• [THE TASK]
Which lines of the records contain "units"? Collect every one of them.

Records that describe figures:
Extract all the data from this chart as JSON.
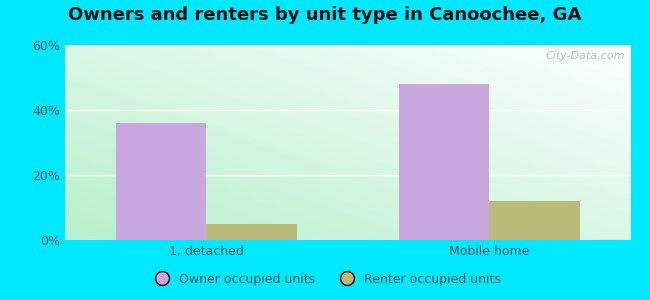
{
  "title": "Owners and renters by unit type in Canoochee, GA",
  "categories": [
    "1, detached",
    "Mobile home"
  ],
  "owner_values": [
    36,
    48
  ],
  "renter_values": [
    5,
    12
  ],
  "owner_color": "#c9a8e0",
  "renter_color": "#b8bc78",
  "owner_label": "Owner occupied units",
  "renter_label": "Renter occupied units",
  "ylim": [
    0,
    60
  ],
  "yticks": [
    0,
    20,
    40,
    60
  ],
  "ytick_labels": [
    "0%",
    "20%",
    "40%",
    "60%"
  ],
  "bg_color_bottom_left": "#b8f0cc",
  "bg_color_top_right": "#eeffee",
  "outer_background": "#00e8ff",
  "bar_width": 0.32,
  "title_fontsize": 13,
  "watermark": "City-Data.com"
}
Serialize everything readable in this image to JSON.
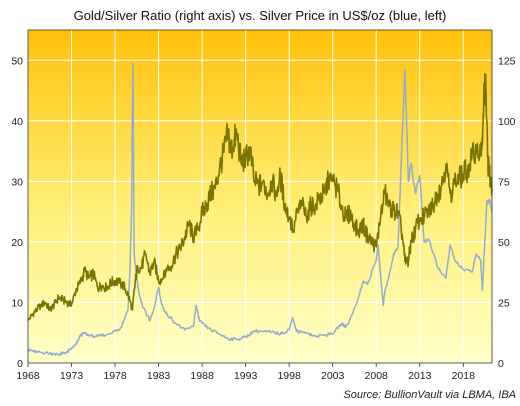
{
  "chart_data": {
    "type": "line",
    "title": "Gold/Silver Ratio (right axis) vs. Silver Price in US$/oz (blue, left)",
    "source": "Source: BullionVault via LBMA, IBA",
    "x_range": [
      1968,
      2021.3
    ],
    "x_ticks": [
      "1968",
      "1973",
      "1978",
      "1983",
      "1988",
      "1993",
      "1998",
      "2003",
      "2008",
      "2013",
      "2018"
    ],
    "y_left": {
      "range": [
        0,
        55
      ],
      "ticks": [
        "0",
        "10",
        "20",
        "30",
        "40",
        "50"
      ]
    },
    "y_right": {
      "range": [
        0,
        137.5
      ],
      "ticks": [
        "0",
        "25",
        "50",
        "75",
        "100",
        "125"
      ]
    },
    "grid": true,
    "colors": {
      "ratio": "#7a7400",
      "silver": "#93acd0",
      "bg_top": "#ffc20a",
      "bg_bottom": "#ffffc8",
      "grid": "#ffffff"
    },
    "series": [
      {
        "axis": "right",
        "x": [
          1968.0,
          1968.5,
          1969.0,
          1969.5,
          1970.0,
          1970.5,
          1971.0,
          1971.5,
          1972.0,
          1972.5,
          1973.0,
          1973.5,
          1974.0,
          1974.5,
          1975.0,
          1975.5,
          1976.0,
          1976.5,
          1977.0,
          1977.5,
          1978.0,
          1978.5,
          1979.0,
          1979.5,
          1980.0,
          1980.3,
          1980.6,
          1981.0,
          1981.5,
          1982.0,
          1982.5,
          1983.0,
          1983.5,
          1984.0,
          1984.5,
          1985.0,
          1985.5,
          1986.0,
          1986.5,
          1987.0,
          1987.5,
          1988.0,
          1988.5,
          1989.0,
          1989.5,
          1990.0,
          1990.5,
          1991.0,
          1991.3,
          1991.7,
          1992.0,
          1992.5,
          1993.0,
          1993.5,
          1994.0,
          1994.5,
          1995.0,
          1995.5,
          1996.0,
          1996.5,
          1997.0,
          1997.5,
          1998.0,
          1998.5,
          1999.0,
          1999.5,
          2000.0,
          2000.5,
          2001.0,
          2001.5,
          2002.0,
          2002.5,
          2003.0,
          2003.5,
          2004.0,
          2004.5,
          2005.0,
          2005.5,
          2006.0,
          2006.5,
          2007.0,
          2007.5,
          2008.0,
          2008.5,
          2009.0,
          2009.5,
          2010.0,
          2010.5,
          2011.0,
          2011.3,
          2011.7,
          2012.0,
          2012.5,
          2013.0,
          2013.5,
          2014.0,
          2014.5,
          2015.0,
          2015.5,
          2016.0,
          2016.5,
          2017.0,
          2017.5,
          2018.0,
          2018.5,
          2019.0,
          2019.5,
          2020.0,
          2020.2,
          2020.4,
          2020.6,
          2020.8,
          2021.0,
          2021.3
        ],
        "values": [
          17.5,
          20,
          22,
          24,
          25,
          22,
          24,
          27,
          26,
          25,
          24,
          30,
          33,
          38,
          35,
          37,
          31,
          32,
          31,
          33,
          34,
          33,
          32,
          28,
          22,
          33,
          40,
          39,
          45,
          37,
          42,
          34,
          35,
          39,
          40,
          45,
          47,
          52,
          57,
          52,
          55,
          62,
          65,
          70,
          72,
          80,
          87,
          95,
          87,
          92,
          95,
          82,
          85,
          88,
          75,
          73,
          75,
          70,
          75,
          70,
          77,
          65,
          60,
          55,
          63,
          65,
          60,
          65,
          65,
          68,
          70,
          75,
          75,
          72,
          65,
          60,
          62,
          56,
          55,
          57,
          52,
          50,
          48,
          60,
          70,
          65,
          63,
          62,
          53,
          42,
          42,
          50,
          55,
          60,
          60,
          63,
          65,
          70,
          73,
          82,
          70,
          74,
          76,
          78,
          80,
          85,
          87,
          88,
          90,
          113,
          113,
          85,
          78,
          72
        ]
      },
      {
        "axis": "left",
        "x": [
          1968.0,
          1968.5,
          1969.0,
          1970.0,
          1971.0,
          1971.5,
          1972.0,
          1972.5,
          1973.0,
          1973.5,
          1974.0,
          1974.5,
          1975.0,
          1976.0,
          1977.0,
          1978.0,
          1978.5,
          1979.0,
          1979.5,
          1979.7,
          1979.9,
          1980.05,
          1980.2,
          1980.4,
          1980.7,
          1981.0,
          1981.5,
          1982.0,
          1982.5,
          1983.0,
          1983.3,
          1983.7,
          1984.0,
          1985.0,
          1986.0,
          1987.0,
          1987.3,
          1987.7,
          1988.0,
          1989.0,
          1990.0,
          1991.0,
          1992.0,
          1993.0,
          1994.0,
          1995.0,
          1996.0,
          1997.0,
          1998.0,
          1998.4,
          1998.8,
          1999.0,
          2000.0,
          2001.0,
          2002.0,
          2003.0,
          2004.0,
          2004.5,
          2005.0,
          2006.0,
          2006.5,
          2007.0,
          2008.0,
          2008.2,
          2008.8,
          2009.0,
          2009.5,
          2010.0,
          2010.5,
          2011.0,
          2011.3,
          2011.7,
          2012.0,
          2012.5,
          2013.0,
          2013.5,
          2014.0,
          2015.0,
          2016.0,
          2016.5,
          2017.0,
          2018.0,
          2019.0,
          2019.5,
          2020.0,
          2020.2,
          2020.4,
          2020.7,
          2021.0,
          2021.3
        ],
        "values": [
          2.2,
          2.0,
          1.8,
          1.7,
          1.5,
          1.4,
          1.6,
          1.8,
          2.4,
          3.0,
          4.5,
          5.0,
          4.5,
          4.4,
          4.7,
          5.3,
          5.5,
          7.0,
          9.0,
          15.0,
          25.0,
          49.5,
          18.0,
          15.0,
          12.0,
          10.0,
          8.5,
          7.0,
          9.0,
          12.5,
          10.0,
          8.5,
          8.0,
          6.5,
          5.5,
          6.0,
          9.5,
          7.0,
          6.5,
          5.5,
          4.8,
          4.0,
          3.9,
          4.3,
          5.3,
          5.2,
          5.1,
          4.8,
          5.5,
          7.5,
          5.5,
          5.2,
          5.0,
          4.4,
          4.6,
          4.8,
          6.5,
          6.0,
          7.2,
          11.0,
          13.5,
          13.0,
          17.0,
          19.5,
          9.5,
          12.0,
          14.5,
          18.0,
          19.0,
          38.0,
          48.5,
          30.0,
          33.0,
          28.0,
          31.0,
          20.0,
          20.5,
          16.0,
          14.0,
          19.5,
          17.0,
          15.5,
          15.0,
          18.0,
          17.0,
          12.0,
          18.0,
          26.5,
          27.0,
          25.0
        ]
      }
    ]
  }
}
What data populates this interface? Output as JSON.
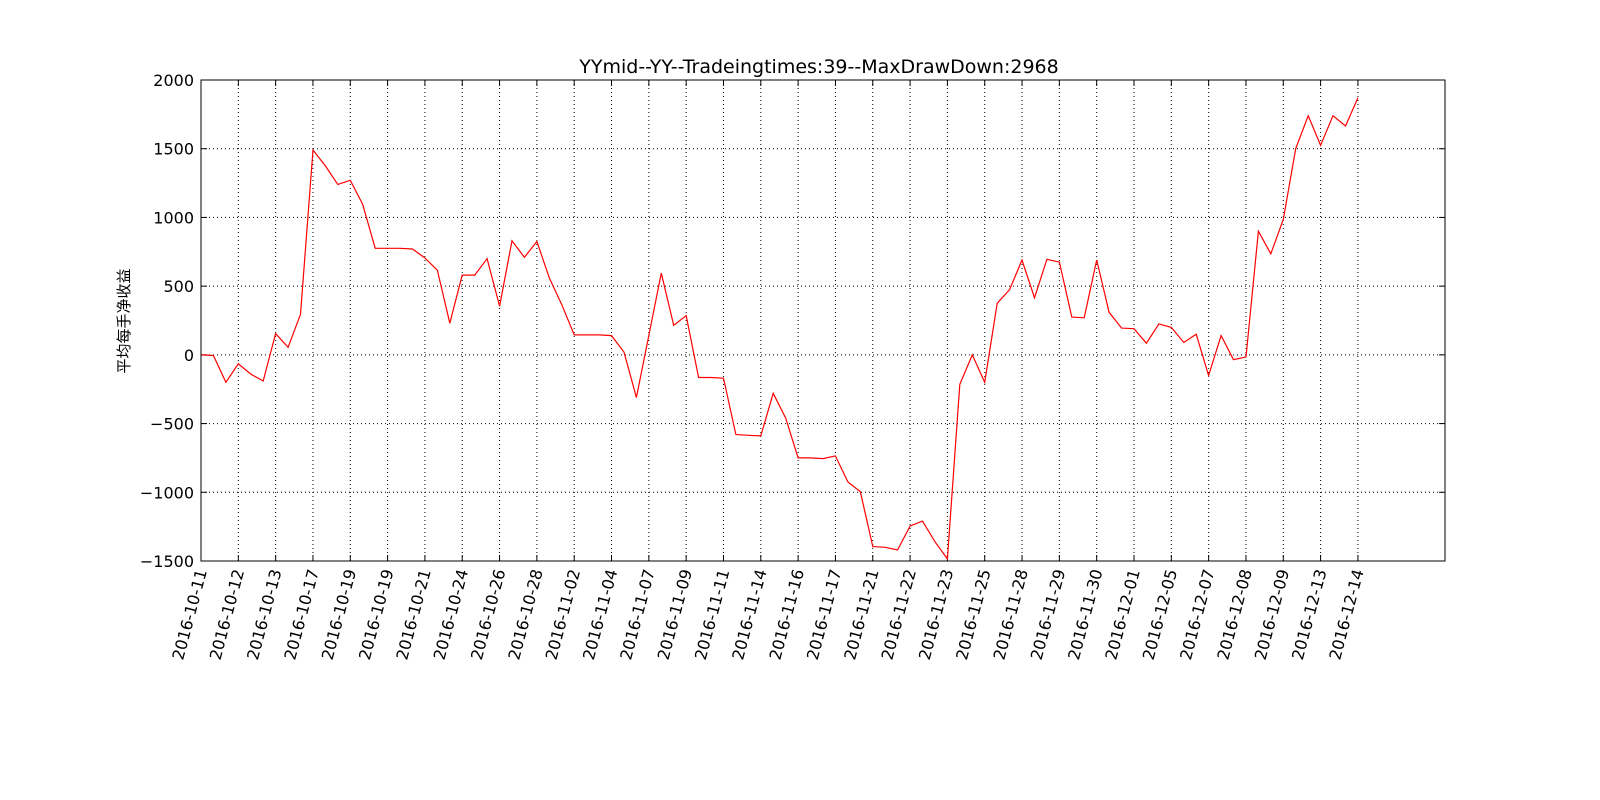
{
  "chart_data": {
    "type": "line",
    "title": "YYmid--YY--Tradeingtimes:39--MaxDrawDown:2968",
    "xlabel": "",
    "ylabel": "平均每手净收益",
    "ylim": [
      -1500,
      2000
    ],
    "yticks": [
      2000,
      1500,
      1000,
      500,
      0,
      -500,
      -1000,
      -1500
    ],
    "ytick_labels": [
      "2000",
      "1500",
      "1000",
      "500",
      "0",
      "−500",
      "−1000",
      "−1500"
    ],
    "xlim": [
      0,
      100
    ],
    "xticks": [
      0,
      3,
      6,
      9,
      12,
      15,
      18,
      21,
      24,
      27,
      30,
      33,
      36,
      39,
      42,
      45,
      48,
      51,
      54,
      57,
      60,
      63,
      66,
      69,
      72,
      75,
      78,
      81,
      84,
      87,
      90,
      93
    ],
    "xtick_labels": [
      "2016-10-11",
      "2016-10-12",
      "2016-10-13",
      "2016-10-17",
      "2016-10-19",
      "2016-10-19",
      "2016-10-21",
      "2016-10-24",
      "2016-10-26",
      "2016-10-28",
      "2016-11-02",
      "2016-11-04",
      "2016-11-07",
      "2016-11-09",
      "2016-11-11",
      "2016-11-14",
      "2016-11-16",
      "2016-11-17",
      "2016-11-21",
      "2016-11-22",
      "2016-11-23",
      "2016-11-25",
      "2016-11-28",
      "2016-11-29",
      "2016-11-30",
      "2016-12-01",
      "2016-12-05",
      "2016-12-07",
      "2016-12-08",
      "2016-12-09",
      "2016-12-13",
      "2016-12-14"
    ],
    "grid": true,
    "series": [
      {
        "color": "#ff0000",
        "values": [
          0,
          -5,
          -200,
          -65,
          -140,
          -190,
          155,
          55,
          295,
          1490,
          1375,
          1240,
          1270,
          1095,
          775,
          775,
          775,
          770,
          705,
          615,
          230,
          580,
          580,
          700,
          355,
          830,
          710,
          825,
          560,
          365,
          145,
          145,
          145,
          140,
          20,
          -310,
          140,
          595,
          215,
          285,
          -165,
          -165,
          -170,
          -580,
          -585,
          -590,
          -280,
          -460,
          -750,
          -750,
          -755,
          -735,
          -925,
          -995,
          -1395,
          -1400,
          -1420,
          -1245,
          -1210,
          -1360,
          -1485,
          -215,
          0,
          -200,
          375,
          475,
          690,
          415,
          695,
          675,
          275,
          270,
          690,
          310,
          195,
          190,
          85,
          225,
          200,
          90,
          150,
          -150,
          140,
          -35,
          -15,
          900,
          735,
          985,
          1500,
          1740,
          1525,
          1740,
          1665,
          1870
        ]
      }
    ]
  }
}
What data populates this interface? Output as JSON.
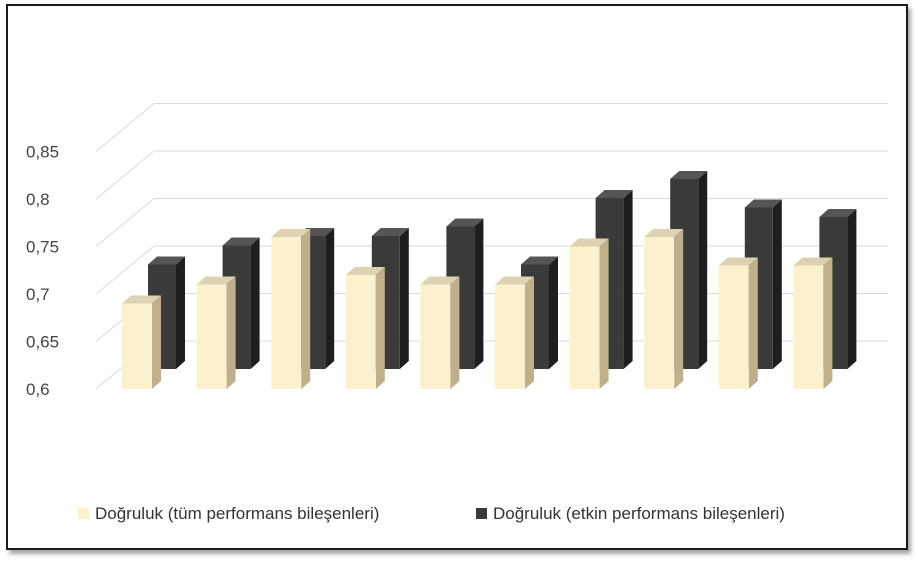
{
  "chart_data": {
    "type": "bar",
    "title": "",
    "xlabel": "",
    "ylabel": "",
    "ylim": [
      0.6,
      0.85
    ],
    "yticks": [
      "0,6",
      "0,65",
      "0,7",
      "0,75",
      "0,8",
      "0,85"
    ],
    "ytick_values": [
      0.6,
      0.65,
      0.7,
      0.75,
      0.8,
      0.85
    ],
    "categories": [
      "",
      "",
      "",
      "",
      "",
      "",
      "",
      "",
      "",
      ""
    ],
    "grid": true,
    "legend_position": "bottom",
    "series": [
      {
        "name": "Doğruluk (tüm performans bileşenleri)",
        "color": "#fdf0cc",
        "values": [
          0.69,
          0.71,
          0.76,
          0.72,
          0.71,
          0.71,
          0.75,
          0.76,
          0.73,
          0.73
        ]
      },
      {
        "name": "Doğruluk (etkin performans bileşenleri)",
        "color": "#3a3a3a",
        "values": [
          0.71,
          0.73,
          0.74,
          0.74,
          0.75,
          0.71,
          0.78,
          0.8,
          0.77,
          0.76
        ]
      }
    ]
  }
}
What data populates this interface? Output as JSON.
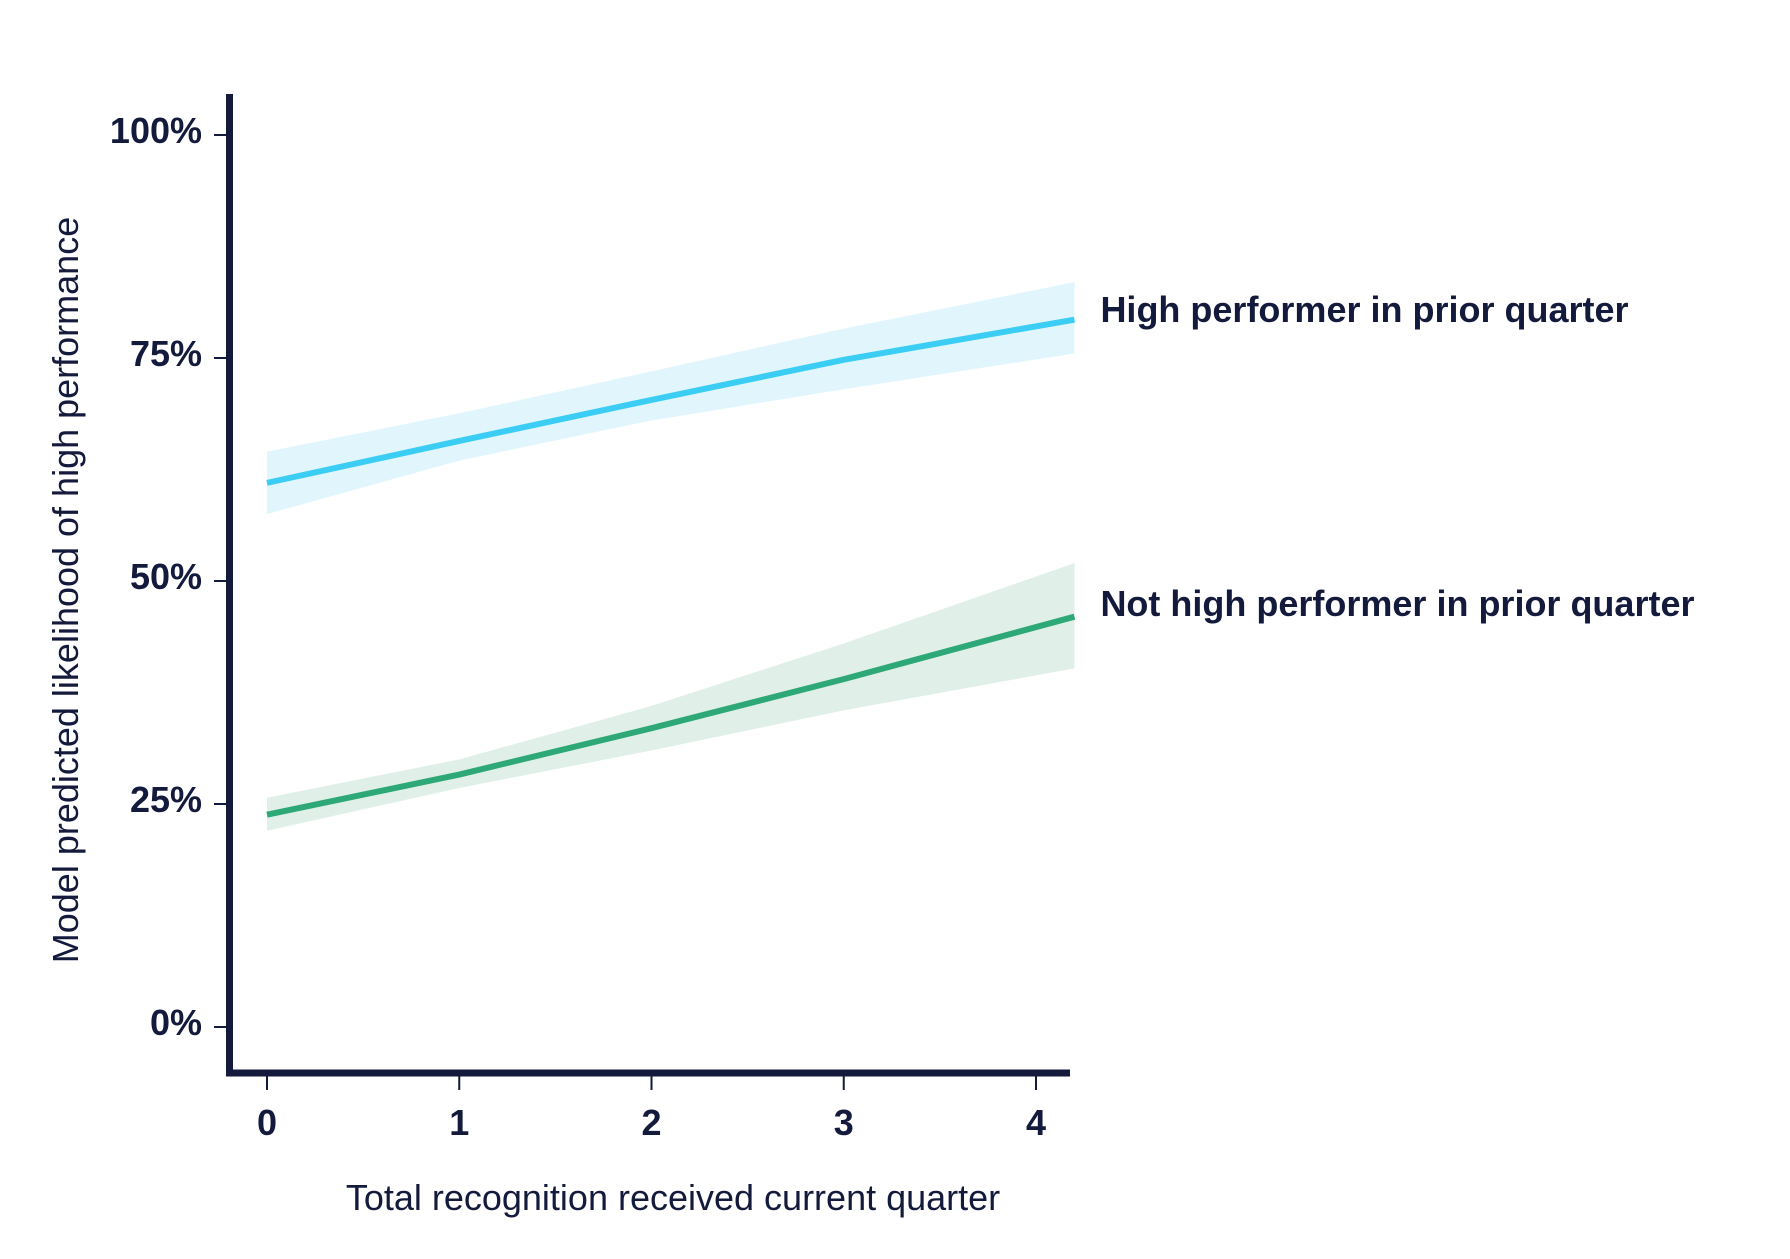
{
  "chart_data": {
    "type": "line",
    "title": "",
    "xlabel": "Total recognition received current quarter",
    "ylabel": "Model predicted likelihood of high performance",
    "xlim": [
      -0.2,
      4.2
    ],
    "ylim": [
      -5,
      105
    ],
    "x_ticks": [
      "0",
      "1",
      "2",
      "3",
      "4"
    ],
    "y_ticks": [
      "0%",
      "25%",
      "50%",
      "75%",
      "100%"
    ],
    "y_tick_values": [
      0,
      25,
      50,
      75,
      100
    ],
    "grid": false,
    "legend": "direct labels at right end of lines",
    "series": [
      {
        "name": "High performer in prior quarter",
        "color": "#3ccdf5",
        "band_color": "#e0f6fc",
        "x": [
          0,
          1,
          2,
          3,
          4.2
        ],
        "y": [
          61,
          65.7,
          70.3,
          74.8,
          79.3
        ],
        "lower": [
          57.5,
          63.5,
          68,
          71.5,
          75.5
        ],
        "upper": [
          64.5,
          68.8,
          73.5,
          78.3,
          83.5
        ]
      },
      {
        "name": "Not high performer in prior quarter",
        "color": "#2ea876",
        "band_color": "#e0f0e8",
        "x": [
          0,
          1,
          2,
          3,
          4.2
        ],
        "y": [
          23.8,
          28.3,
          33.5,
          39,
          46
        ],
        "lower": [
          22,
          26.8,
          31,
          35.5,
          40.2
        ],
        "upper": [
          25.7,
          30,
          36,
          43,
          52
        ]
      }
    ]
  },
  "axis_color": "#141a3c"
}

• [SOLUTION TO THIS PROBLEM]
  "owner_label": "Owner occupied units",
  "renter_label": "Renter occupied units",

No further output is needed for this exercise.